Figure data in JSON
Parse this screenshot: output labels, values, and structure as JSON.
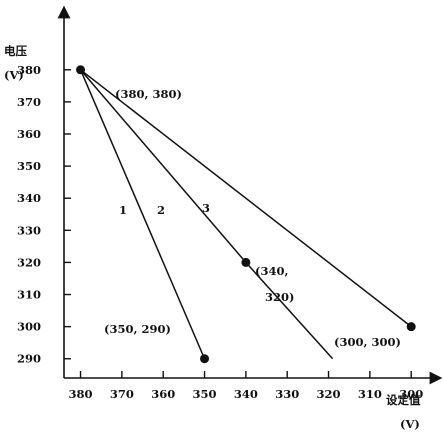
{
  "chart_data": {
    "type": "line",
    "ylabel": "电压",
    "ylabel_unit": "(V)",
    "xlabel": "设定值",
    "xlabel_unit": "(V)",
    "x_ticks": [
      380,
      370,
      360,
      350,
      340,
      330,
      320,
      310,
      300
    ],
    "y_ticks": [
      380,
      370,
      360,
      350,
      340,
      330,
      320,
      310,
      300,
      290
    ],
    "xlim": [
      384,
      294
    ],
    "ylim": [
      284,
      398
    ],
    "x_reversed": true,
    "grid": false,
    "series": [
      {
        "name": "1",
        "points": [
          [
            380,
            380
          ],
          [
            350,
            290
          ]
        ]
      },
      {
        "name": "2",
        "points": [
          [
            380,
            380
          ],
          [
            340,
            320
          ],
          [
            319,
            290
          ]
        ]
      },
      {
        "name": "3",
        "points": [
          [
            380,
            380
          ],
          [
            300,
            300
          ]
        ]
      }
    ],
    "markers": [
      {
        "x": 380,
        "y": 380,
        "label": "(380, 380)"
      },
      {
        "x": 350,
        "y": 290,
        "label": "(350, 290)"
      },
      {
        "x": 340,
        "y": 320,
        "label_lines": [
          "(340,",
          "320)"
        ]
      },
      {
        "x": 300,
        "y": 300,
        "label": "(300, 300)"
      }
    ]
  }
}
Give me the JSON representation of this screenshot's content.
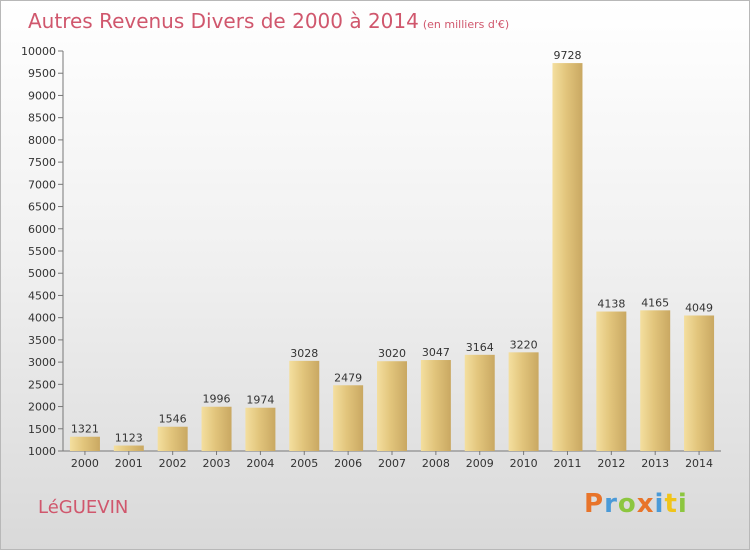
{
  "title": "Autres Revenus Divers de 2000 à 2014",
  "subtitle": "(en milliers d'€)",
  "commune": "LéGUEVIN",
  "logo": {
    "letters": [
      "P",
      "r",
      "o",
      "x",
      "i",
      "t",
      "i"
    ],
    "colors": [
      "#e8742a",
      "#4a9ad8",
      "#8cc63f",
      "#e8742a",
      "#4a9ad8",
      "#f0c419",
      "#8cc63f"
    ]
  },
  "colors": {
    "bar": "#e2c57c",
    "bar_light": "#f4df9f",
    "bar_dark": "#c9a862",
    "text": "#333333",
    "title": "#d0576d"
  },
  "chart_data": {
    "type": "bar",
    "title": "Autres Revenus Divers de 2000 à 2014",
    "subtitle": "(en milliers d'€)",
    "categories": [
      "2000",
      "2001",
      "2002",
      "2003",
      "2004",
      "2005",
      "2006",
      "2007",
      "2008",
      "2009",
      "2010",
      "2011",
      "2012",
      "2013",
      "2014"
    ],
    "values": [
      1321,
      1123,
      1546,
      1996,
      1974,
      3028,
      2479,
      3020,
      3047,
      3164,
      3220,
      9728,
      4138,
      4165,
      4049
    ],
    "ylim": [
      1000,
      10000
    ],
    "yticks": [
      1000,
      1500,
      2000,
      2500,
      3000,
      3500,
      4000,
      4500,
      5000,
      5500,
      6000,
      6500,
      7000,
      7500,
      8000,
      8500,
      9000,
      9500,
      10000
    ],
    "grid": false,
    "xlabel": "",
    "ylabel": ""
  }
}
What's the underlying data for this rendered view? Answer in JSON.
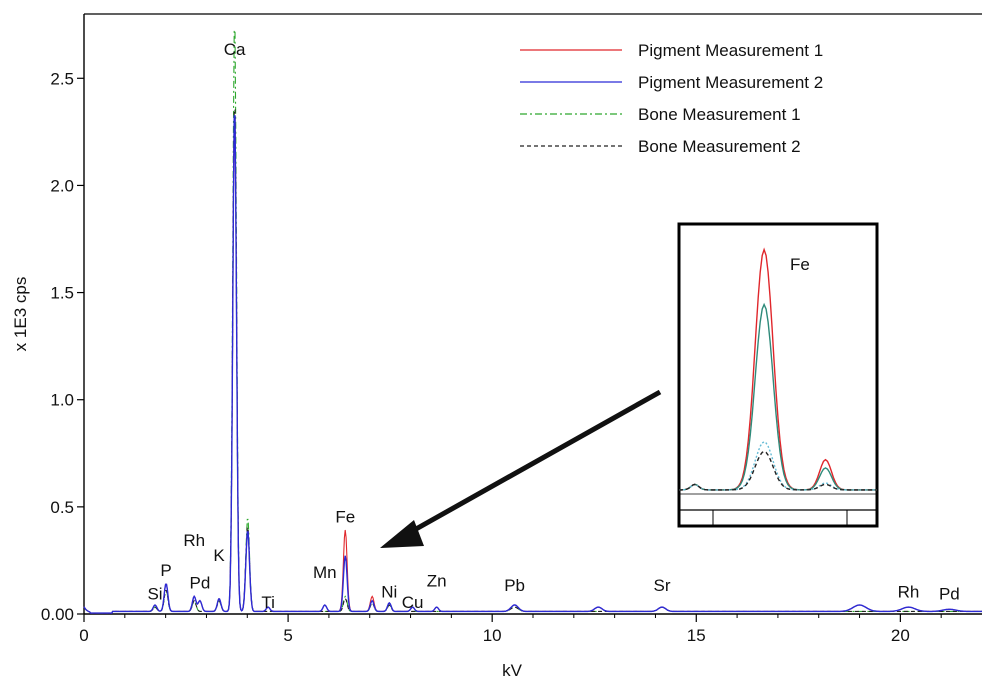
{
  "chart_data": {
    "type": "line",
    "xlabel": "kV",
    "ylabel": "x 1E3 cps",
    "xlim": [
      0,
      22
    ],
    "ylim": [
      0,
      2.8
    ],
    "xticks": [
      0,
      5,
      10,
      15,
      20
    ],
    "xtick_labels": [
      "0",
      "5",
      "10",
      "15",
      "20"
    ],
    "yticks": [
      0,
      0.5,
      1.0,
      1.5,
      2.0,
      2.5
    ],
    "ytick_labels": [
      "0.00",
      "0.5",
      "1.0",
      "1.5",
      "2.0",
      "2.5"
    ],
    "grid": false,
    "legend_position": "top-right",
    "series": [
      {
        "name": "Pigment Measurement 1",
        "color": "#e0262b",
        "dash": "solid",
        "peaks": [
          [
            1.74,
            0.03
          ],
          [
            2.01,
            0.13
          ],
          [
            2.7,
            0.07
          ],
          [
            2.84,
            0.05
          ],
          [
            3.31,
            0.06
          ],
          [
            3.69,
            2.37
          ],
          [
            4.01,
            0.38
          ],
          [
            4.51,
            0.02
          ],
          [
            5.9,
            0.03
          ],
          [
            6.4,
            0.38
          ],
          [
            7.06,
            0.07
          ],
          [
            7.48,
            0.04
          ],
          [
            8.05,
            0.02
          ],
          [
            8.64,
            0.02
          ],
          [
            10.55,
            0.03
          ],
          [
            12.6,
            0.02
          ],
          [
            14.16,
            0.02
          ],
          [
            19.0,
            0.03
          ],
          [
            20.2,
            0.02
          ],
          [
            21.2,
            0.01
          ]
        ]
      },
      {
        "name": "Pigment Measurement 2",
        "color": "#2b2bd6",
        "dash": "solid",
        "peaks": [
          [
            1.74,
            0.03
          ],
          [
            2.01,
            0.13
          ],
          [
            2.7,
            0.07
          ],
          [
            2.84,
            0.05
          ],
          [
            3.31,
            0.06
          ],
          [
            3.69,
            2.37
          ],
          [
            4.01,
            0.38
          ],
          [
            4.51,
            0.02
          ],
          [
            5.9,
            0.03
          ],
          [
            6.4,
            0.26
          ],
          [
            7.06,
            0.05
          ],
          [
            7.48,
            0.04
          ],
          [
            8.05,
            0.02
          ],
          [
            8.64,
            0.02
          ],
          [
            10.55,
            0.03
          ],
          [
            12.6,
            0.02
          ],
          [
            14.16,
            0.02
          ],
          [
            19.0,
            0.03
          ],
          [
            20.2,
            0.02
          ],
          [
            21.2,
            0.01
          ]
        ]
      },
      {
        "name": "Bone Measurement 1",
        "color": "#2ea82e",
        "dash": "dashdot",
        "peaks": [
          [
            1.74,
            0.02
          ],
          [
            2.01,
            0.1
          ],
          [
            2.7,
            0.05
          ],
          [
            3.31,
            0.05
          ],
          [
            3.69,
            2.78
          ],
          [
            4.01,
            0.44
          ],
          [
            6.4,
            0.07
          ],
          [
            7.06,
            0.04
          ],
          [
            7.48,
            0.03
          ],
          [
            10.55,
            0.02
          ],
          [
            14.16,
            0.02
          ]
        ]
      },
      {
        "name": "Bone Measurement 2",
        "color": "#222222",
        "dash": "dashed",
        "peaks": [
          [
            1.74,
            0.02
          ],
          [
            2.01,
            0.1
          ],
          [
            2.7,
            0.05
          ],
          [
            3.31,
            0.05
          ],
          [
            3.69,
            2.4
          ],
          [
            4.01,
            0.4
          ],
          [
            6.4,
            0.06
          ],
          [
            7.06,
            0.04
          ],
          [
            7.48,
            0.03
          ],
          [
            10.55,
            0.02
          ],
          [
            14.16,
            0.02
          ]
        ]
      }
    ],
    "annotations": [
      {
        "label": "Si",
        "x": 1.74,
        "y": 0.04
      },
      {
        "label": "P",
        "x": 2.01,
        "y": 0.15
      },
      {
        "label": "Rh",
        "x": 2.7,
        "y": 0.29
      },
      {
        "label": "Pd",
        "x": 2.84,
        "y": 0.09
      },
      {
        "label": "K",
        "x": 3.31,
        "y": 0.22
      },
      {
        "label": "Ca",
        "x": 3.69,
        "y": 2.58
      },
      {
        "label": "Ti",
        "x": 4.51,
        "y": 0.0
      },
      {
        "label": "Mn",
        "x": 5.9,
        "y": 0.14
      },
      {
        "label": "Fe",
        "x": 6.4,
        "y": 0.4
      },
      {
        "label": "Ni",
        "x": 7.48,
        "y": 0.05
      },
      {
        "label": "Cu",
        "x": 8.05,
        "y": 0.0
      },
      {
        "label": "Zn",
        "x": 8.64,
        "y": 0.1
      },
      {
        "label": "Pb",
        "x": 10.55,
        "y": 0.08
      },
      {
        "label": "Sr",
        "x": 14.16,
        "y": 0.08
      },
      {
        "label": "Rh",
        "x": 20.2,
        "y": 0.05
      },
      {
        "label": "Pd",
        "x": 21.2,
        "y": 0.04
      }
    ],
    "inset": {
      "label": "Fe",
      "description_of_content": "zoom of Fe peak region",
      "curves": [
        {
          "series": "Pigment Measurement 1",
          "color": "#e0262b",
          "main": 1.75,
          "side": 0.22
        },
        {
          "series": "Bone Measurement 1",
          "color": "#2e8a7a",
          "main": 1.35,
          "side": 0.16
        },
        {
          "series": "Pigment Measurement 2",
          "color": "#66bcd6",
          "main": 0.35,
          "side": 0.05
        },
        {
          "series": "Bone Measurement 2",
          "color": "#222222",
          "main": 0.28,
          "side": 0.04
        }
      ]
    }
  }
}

• PROBLEM DESCRIPTION: Read the entries and pick out all lines that include the word "values".

• RESULT:
Parse this screenshot: output labels, values, and structure as JSON.
    "values": [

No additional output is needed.